• WHAT YOU HAVE TO DO:
Your task is to output all the records below, word for word.

• INFORMATION PROVIDED:

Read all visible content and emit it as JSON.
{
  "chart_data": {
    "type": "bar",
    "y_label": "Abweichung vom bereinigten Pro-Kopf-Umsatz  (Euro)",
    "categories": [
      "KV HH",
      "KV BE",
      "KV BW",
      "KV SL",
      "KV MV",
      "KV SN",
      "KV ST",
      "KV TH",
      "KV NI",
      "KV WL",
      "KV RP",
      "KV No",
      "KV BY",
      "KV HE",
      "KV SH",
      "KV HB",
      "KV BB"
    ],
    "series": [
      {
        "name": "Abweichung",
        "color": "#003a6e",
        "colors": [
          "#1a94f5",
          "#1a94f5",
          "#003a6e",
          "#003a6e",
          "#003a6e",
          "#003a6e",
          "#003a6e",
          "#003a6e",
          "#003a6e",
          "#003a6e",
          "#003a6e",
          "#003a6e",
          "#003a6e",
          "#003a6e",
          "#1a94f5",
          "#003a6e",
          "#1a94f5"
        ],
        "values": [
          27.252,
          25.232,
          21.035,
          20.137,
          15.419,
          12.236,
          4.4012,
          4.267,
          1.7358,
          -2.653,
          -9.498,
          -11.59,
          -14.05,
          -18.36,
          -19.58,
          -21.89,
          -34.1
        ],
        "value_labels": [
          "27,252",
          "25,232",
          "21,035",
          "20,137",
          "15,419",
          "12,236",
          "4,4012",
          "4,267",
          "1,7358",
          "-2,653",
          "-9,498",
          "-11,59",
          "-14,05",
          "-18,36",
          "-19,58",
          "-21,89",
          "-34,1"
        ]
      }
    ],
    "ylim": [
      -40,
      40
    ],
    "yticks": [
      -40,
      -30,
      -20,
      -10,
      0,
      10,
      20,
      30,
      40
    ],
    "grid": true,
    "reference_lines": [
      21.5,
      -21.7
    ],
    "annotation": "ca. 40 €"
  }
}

• WORKED SOLUTION:
Read all visible content and emit it as JSON.
{
  "chart_data": {
    "type": "bar",
    "y_label": "Abweichung vom bereinigten Pro-Kopf-Umsatz  (Euro)",
    "categories": [
      "KV HH",
      "KV BE",
      "KV BW",
      "KV SL",
      "KV MV",
      "KV SN",
      "KV ST",
      "KV TH",
      "KV NI",
      "KV WL",
      "KV RP",
      "KV No",
      "KV BY",
      "KV HE",
      "KV SH",
      "KV HB",
      "KV BB"
    ],
    "series": [
      {
        "name": "Abweichung",
        "color": "#003a6e",
        "colors": [
          "#1a94f5",
          "#1a94f5",
          "#003a6e",
          "#003a6e",
          "#003a6e",
          "#003a6e",
          "#003a6e",
          "#003a6e",
          "#003a6e",
          "#003a6e",
          "#003a6e",
          "#003a6e",
          "#003a6e",
          "#003a6e",
          "#1a94f5",
          "#003a6e",
          "#1a94f5"
        ],
        "values": [
          27.252,
          25.232,
          21.035,
          20.137,
          15.419,
          12.236,
          4.4012,
          4.267,
          1.7358,
          -2.653,
          -9.498,
          -11.59,
          -14.05,
          -18.36,
          -19.58,
          -21.89,
          -34.1
        ],
        "value_labels": [
          "27,252",
          "25,232",
          "21,035",
          "20,137",
          "15,419",
          "12,236",
          "4,4012",
          "4,267",
          "1,7358",
          "-2,653",
          "-9,498",
          "-11,59",
          "-14,05",
          "-18,36",
          "-19,58",
          "-21,89",
          "-34,1"
        ]
      }
    ],
    "ylim": [
      -40,
      40
    ],
    "yticks": [
      -40,
      -30,
      -20,
      -10,
      0,
      10,
      20,
      30,
      40
    ],
    "grid": true,
    "reference_lines": [
      21.5,
      -21.7
    ],
    "annotation": "ca. 40 €"
  }
}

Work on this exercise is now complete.